* Exercise inputs

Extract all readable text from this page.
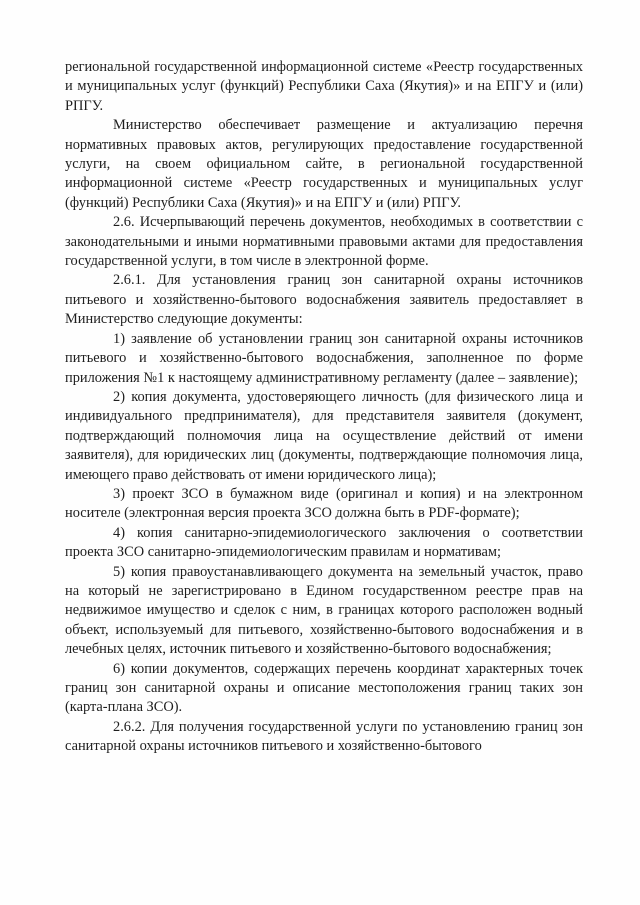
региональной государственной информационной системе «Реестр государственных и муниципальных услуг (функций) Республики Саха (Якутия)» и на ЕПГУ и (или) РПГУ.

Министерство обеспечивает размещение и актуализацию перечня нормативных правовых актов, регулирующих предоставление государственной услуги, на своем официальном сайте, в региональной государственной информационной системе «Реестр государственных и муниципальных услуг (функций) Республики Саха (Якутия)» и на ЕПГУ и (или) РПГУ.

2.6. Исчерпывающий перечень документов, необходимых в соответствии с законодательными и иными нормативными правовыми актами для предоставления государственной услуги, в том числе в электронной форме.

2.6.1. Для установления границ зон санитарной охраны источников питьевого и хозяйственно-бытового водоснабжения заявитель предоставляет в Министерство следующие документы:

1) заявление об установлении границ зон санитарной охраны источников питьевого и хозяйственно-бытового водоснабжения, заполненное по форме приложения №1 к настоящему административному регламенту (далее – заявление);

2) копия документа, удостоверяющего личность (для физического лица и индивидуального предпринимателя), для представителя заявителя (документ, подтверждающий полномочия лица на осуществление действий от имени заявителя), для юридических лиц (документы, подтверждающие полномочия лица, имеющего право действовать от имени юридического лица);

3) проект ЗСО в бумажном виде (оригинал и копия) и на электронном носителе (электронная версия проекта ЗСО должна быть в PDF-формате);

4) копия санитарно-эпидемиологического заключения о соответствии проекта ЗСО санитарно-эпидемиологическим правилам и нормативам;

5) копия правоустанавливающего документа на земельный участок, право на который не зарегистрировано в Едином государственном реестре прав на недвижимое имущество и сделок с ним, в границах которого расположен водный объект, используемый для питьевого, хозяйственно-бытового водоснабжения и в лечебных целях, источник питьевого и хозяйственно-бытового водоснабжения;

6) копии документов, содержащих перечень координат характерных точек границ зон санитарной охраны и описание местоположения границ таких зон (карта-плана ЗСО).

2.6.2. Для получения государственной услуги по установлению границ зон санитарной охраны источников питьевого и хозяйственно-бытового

==

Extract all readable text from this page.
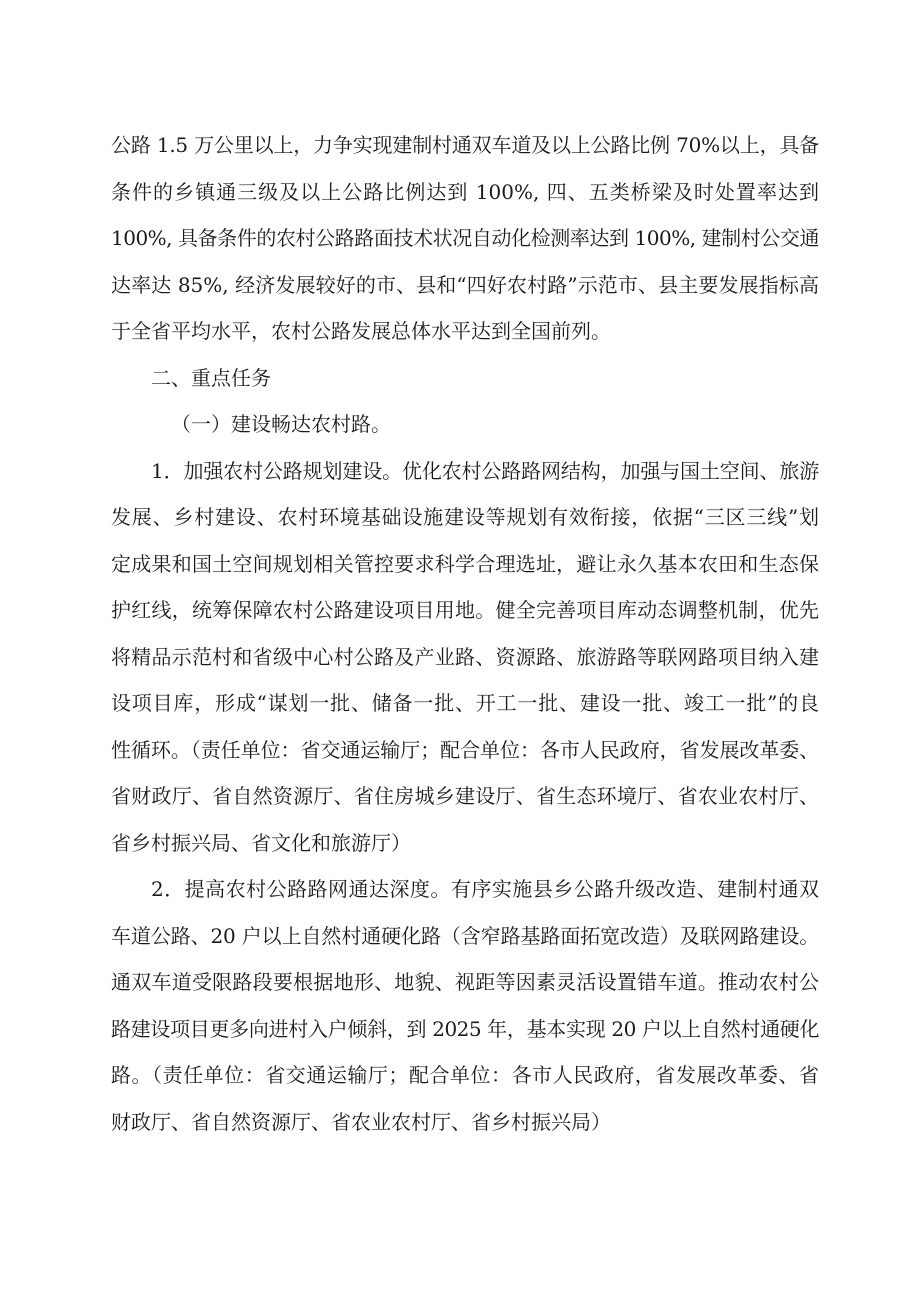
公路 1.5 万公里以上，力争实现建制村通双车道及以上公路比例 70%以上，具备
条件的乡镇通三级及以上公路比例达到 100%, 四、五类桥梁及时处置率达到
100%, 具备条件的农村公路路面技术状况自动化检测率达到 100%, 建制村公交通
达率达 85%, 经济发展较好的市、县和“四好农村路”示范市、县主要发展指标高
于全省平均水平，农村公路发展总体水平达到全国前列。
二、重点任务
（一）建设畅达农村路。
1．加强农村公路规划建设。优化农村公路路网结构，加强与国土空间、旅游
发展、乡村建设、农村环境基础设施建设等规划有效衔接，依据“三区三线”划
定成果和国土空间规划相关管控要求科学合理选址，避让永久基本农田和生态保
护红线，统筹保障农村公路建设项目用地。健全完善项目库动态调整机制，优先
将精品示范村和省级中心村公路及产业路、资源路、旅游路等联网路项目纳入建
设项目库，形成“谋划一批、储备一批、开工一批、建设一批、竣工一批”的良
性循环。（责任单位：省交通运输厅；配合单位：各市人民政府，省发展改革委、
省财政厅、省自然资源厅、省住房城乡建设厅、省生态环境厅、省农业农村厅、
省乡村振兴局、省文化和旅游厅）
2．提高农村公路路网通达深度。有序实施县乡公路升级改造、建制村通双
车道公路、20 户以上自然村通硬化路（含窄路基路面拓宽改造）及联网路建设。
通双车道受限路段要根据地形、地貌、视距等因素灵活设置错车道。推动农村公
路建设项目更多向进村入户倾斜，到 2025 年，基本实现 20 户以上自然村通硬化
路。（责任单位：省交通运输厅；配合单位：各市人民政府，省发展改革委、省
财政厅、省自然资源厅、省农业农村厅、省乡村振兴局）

--

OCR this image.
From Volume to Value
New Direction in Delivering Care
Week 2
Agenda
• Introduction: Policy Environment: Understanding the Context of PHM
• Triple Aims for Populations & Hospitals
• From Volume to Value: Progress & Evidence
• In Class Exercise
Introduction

* Short task
Looking at the entries above, state how many lines contain "проекта"; give the number alone.

* Exercise solution
2